→ Job
Reproduce the records from the start through the line containing "bar-segment: [173, 98, 203, 315]", substituting "legend-marker" for every occurrence of "legend-swatch" and leaving everything else unchanged.

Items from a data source
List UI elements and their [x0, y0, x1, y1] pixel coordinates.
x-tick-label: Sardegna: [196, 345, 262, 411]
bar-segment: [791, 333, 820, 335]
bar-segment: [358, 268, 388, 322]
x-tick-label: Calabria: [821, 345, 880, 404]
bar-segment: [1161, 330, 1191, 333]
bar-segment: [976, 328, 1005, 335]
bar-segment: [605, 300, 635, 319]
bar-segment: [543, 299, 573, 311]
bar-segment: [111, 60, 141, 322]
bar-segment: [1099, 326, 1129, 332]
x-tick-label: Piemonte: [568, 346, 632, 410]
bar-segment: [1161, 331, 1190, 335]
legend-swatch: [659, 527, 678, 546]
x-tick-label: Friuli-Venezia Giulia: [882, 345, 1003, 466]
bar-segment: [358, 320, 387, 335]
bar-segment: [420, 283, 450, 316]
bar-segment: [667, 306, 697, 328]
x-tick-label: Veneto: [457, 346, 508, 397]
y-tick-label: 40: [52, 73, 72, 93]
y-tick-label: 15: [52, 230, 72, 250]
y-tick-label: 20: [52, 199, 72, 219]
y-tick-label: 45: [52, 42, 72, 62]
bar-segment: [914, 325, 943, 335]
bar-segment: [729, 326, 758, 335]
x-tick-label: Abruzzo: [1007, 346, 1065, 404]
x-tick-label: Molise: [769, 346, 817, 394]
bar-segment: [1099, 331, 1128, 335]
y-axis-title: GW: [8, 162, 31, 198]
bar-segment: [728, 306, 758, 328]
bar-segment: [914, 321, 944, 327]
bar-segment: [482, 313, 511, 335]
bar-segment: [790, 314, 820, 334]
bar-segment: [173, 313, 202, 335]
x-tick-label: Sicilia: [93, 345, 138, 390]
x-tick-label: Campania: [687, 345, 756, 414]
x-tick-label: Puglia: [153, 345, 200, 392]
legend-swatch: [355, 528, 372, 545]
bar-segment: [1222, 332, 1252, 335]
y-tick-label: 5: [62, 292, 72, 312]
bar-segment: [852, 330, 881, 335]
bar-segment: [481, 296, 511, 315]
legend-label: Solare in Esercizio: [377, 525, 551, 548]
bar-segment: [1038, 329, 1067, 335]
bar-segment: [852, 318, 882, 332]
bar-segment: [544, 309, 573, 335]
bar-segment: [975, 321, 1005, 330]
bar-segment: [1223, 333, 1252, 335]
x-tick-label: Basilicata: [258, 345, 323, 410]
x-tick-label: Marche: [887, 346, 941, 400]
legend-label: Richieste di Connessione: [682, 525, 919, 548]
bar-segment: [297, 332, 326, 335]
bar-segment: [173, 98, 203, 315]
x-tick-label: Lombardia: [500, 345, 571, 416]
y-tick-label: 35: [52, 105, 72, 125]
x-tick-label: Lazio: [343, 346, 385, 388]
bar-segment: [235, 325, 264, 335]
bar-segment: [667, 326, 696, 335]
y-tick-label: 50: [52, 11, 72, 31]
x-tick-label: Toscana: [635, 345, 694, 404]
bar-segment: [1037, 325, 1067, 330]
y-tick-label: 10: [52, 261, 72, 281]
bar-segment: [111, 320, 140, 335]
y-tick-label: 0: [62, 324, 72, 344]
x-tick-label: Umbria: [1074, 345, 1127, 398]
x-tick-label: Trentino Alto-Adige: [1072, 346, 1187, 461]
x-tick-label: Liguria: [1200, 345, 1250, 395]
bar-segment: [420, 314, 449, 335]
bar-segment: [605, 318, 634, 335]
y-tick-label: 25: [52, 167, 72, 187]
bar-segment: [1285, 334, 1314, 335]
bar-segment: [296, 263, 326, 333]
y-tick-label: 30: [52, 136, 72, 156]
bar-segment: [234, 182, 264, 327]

→ Task output
List UI elements and their [x0, y0, x1, y1] pixel coordinates.
x-tick-label: Sardegna: [196, 345, 262, 411]
bar-segment: [791, 333, 820, 335]
bar-segment: [358, 268, 388, 322]
x-tick-label: Calabria: [821, 345, 880, 404]
bar-segment: [1161, 330, 1191, 333]
bar-segment: [976, 328, 1005, 335]
bar-segment: [605, 300, 635, 319]
bar-segment: [543, 299, 573, 311]
bar-segment: [111, 60, 141, 322]
bar-segment: [1099, 326, 1129, 332]
x-tick-label: Piemonte: [568, 346, 632, 410]
bar-segment: [1161, 331, 1190, 335]
legend-marker: [659, 527, 678, 546]
x-tick-label: Friuli-Venezia Giulia: [882, 345, 1003, 466]
bar-segment: [358, 320, 387, 335]
bar-segment: [420, 283, 450, 316]
bar-segment: [667, 306, 697, 328]
x-tick-label: Veneto: [457, 346, 508, 397]
y-tick-label: 40: [52, 73, 72, 93]
y-tick-label: 15: [52, 230, 72, 250]
y-tick-label: 20: [52, 199, 72, 219]
y-tick-label: 45: [52, 42, 72, 62]
bar-segment: [914, 325, 943, 335]
bar-segment: [729, 326, 758, 335]
x-tick-label: Abruzzo: [1007, 346, 1065, 404]
x-tick-label: Molise: [769, 346, 817, 394]
bar-segment: [1099, 331, 1128, 335]
y-axis-title: GW: [8, 162, 31, 198]
bar-segment: [728, 306, 758, 328]
bar-segment: [914, 321, 944, 327]
bar-segment: [482, 313, 511, 335]
bar-segment: [790, 314, 820, 334]
bar-segment: [173, 313, 202, 335]
x-tick-label: Sicilia: [93, 345, 138, 390]
x-tick-label: Campania: [687, 345, 756, 414]
x-tick-label: Puglia: [153, 345, 200, 392]
legend-marker: [355, 528, 372, 545]
bar-segment: [1222, 332, 1252, 335]
y-tick-label: 5: [62, 292, 72, 312]
bar-segment: [852, 330, 881, 335]
bar-segment: [481, 296, 511, 315]
legend-label: Solare in Esercizio: [377, 525, 551, 548]
bar-segment: [1038, 329, 1067, 335]
bar-segment: [852, 318, 882, 332]
bar-segment: [544, 309, 573, 335]
bar-segment: [975, 321, 1005, 330]
bar-segment: [1223, 333, 1252, 335]
x-tick-label: Basilicata: [258, 345, 323, 410]
x-tick-label: Marche: [887, 346, 941, 400]
legend-label: Richieste di Connessione: [682, 525, 919, 548]
bar-segment: [297, 332, 326, 335]
bar-segment: [173, 98, 203, 315]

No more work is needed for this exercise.